▸ Do this: Each line should be copied exactly.

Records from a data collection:
##############################
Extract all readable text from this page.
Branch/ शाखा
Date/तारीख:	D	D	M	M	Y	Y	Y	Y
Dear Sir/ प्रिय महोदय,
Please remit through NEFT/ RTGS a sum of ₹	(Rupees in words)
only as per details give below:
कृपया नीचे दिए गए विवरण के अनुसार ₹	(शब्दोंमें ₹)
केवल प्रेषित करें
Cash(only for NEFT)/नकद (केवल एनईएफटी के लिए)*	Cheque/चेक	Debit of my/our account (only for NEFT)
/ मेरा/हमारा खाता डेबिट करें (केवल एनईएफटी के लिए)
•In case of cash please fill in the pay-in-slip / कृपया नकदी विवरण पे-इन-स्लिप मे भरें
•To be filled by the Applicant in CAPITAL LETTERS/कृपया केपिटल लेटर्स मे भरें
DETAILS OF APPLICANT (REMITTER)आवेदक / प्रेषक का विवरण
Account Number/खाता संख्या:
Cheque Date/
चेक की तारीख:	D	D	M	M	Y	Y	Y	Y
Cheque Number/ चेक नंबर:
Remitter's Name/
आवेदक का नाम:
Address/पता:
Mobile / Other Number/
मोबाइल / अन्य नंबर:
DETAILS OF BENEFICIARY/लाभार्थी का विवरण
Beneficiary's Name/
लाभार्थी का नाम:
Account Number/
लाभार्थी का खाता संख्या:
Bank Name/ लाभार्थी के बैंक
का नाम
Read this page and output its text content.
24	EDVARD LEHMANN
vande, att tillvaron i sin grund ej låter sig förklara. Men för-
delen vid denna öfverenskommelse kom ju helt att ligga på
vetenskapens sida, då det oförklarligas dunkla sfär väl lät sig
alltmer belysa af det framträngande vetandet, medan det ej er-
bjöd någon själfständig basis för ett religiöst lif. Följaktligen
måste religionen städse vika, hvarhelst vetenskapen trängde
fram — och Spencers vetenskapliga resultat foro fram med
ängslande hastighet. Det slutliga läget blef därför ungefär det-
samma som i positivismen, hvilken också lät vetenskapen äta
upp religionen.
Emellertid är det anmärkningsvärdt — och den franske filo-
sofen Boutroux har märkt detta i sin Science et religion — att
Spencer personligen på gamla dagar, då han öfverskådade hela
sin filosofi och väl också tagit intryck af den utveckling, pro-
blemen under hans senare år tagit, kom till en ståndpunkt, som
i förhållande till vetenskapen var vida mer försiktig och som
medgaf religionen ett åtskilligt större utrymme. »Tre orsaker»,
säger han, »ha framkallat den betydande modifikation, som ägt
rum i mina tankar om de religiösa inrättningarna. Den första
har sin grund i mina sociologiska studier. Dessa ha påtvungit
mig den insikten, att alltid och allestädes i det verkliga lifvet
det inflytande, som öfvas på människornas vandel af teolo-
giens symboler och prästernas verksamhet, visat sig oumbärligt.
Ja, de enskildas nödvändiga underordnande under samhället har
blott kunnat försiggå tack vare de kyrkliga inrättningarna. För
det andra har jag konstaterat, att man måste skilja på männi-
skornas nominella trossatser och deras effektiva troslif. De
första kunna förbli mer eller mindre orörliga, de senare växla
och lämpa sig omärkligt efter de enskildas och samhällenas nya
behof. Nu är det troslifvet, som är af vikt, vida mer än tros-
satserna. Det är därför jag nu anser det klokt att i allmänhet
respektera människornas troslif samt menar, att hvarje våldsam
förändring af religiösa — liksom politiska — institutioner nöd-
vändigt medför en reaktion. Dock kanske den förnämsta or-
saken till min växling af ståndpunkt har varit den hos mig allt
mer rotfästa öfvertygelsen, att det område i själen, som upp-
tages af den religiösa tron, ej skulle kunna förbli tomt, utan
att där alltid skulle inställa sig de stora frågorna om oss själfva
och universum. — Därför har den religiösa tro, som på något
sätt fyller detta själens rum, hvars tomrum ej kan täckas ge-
##############################
▸ Correct output:
Extract all readable text from this page.
Branch/ शाखा
Date/तारीख:	D	D	M	M	Y	Y	Y	Y
Dear Sir/ प्रिय महोदय,
Please remit through NEFT/ RTGS a sum of ₹	(Rupees in words)
only as per details give below:
कृपया नीचे दिए गए विवरण के अनुसार ₹	(शब्दोंमें ₹)
केवल प्रेषित करें
Cash(only for NEFT)/नकद (केवल एनईएफटी के लिए)*	Cheque/चेक	Debit of my/our account (only for NEFT)
/ मेरा/हमारा खाता डेबिट करें (केवल एनईएफटी के लिए)
•In case of cash please fill in the pay-in-slip / कृपया नकदी विवरण पे-इन-स्लिप मे भरें
•To be filled by the Applicant in CAPITAL LETTERS/कृपया केपिटल लेटर्स मे भरें
DETAILS OF APPLICANT (REMITTER)आवेदक / प्रेषक का विवरण
Account Number/खाता संख्या:
Cheque Date/
चेक की तारीख:	D	D	M	M	Y	Y	Y	Y
Cheque Number/ चेक नंबर:
Remitter's Name/
आवेदक का नाम:
Address/पता:
Mobile / Other Number/
मोबाइल / अन्य नंबर:
DETAILS OF BENEFICIARY/लाभार्थी का विवरण
Beneficiary's Name/
लाभार्थी का नाम:
Account Number/
लाभार्थी का खाता संख्या:
Bank Name/ लाभार्थी के बैंक
का नाम
Read this page and output its text content.
24	EDVARD LEHMANN
vande, att tillvaron i sin grund ej låter sig förklara. Men för-
delen vid denna öfverenskommelse kom ju helt att ligga på
vetenskapens sida, då det oförklarligas dunkla sfär väl lät sig
alltmer belysa af det framträngande vetandet, medan det ej er-
bjöd någon själfständig basis för ett religiöst lif. Följaktligen
måste religionen städse vika, hvarhelst vetenskapen trängde
fram — och Spencers vetenskapliga resultat foro fram med
ängslande hastighet. Det slutliga läget blef därför ungefär det-
samma som i positivismen, hvilken också lät vetenskapen äta
upp religionen.
Emellertid är det anmärkningsvärdt — och den franske filo-
sofen Boutroux har märkt detta i sin Science et religion — att
Spencer personligen på gamla dagar, då han öfverskådade hela
sin filosofi och väl också tagit intryck af den utveckling, pro-
blemen under hans senare år tagit, kom till en ståndpunkt, som
i förhållande till vetenskapen var vida mer försiktig och som
medgaf religionen ett åtskilligt större utrymme. »Tre orsaker»,
säger han, »ha framkallat den betydande modifikation, som ägt
rum i mina tankar om de religiösa inrättningarna. Den första
har sin grund i mina sociologiska studier. Dessa ha påtvungit
mig den insikten, att alltid och allestädes i det verkliga lifvet
det inflytande, som öfvas på människornas vandel af teolo-
giens symboler och prästernas verksamhet, visat sig oumbärligt.
Ja, de enskildas nödvändiga underordnande under samhället har
blott kunnat försiggå tack vare de kyrkliga inrättningarna. För
det andra har jag konstaterat, att man måste skilja på männi-
skornas nominella trossatser och deras effektiva troslif. De
första kunna förbli mer eller mindre orörliga, de senare växla
och lämpa sig omärkligt efter de enskildas och samhällenas nya
behof. Nu är det troslifvet, som är af vikt, vida mer än tros-
satserna. Det är därför jag nu anser det klokt att i allmänhet
respektera människornas troslif samt menar, att hvarje våldsam
förändring af religiösa — liksom politiska — institutioner nöd-
vändigt medför en reaktion. Dock kanske den förnämsta or-
saken till min växling af ståndpunkt har varit den hos mig allt
mer rotfästa öfvertygelsen, att det område i själen, som upp-
tages af den religiösa tron, ej skulle kunna förbli tomt, utan
att där alltid skulle inställa sig de stora frågorna om oss själfva
och universum. — Därför har den religiösa tro, som på något
sätt fyller detta själens rum, hvars tomrum ej kan täckas ge-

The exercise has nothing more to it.